Stored records

%%

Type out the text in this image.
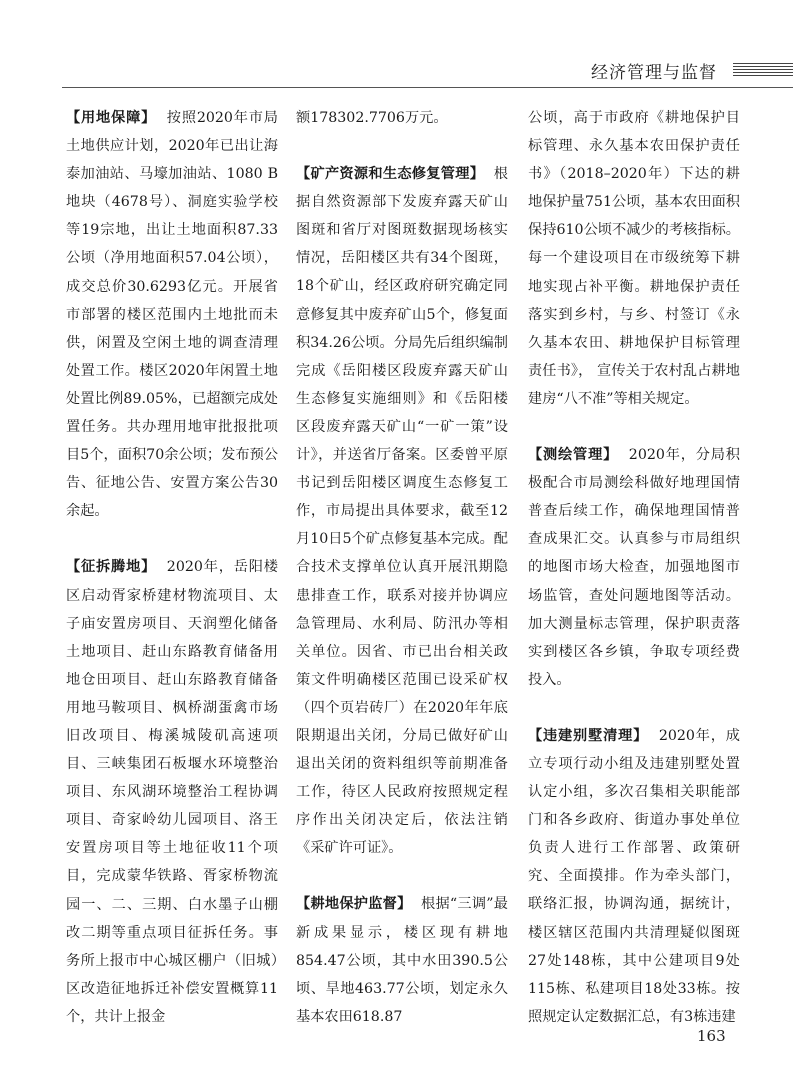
经济管理与监督

【用地保障】 按照2020年市局土地供应计划，2020年已出让海泰加油站、马壕加油站、1080 B 地块（4678号）、洞庭实验学校等19宗地，出让土地面积87.33公顷（净用地面积57.04公顷），成交总价30.6293亿元。开展省市部署的楼区范围内土地批而未供，闲置及空闲土地的调查清理处置工作。楼区2020年闲置土地处置比例89.05%，已超额完成处置任务。共办理用地审批报批项目5个，面积70余公顷；发布预公告、征地公告、安置方案公告30余起。

【征拆腾地】 2020年，岳阳楼区启动胥家桥建材物流项目、太子庙安置房项目、天润塑化储备土地项目、赶山东路教育储备用地仓田项目、赶山东路教育储备用地马鞍项目、枫桥湖蛋禽市场旧改项目、梅溪城陵矶高速项目、三峡集团石板堰水环境整治项目、东风湖环境整治工程协调项目、奇家岭幼儿园项目、洛王安置房项目等土地征收11个项目，完成蒙华铁路、胥家桥物流园一、二、三期、白水墨子山棚改二期等重点项目征拆任务。事务所上报市中心城区棚户（旧城）区改造征地拆迁补偿安置概算11个，共计上报金

额178302.7706万元。

【矿产资源和生态修复管理】 根据自然资源部下发废弃露天矿山图斑和省厅对图斑数据现场核实情况，岳阳楼区共有34个图斑，18个矿山，经区政府研究确定同意修复其中废弃矿山5个，修复面积34.26公顷。分局先后组织编制完成《岳阳楼区段废弃露天矿山生态修复实施细则》和《岳阳楼区段废弃露天矿山“一矿一策”设计》，并送省厅备案。区委曾平原书记到岳阳楼区调度生态修复工作，市局提出具体要求，截至12月10日5个矿点修复基本完成。配合技术支撑单位认真开展汛期隐患排查工作，联系对接并协调应急管理局、水利局、防汛办等相关单位。因省、市已出台相关政策文件明确楼区范围已设采矿权（四个页岩砖厂）在2020年年底限期退出关闭，分局已做好矿山退出关闭的资料组织等前期准备工作，待区人民政府按照规定程序作出关闭决定后，依法注销《采矿许可证》。

【耕地保护监督】 根据“三调”最新成果显示，楼区现有耕地854.47公顷，其中水田390.5公顷、旱地463.77公顷，划定永久基本农田618.87

公顷，高于市政府《耕地保护目标管理、永久基本农田保护责任书》（2018–2020年）下达的耕地保护量751公顷，基本农田面积保持610公顷不减少的考核指标。每一个建设项目在市级统筹下耕地实现占补平衡。耕地保护责任落实到乡村，与乡、村签订《永久基本农田、耕地保护目标管理责任书》， 宣传关于农村乱占耕地建房“八不准”等相关规定。

【测绘管理】 2020年，分局积极配合市局测绘科做好地理国情普查后续工作，确保地理国情普查成果汇交。认真参与市局组织的地图市场大检查，加强地图市场监管，查处问题地图等活动。加大测量标志管理，保护职责落实到楼区各乡镇，争取专项经费投入。

【违建别墅清理】 2020年，成立专项行动小组及违建别墅处置认定小组，多次召集相关职能部门和各乡政府、街道办事处单位负责人进行工作部署、政策研究、全面摸排。作为牵头部门，联络汇报，协调沟通，据统计，楼区辖区范围内共清理疑似图斑27处148栋，其中公建项目9处115栋、私建项目18处33栋。按照规定认定数据汇总，有3栋违建

163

%%

AIM: Leave out the pictures and transcribe the entries above exactly.

OUTPUT OF THE TASK:
Type out the text in this image.
经济管理与监督

【用地保障】 按照2020年市局土地供应计划，2020年已出让海泰加油站、马壕加油站、1080 B 地块（4678号）、洞庭实验学校等19宗地，出让土地面积87.33公顷（净用地面积57.04公顷），成交总价30.6293亿元。开展省市部署的楼区范围内土地批而未供，闲置及空闲土地的调查清理处置工作。楼区2020年闲置土地处置比例89.05%，已超额完成处置任务。共办理用地审批报批项目5个，面积70余公顷；发布预公告、征地公告、安置方案公告30余起。

【征拆腾地】 2020年，岳阳楼区启动胥家桥建材物流项目、太子庙安置房项目、天润塑化储备土地项目、赶山东路教育储备用地仓田项目、赶山东路教育储备用地马鞍项目、枫桥湖蛋禽市场旧改项目、梅溪城陵矶高速项目、三峡集团石板堰水环境整治项目、东风湖环境整治工程协调项目、奇家岭幼儿园项目、洛王安置房项目等土地征收11个项目，完成蒙华铁路、胥家桥物流园一、二、三期、白水墨子山棚改二期等重点项目征拆任务。事务所上报市中心城区棚户（旧城）区改造征地拆迁补偿安置概算11个，共计上报金

额178302.7706万元。

【矿产资源和生态修复管理】 根据自然资源部下发废弃露天矿山图斑和省厅对图斑数据现场核实情况，岳阳楼区共有34个图斑，18个矿山，经区政府研究确定同意修复其中废弃矿山5个，修复面积34.26公顷。分局先后组织编制完成《岳阳楼区段废弃露天矿山生态修复实施细则》和《岳阳楼区段废弃露天矿山“一矿一策”设计》，并送省厅备案。区委曾平原书记到岳阳楼区调度生态修复工作，市局提出具体要求，截至12月10日5个矿点修复基本完成。配合技术支撑单位认真开展汛期隐患排查工作，联系对接并协调应急管理局、水利局、防汛办等相关单位。因省、市已出台相关政策文件明确楼区范围已设采矿权（四个页岩砖厂）在2020年年底限期退出关闭，分局已做好矿山退出关闭的资料组织等前期准备工作，待区人民政府按照规定程序作出关闭决定后，依法注销《采矿许可证》。

【耕地保护监督】 根据“三调”最新成果显示，楼区现有耕地854.47公顷，其中水田390.5公顷、旱地463.77公顷，划定永久基本农田618.87

公顷，高于市政府《耕地保护目标管理、永久基本农田保护责任书》（2018–2020年）下达的耕地保护量751公顷，基本农田面积保持610公顷不减少的考核指标。每一个建设项目在市级统筹下耕地实现占补平衡。耕地保护责任落实到乡村，与乡、村签订《永久基本农田、耕地保护目标管理责任书》， 宣传关于农村乱占耕地建房“八不准”等相关规定。

【测绘管理】 2020年，分局积极配合市局测绘科做好地理国情普查后续工作，确保地理国情普查成果汇交。认真参与市局组织的地图市场大检查，加强地图市场监管，查处问题地图等活动。加大测量标志管理，保护职责落实到楼区各乡镇，争取专项经费投入。

【违建别墅清理】 2020年，成立专项行动小组及违建别墅处置认定小组，多次召集相关职能部门和各乡政府、街道办事处单位负责人进行工作部署、政策研究、全面摸排。作为牵头部门，联络汇报，协调沟通，据统计，楼区辖区范围内共清理疑似图斑27处148栋，其中公建项目9处115栋、私建项目18处33栋。按照规定认定数据汇总，有3栋违建

163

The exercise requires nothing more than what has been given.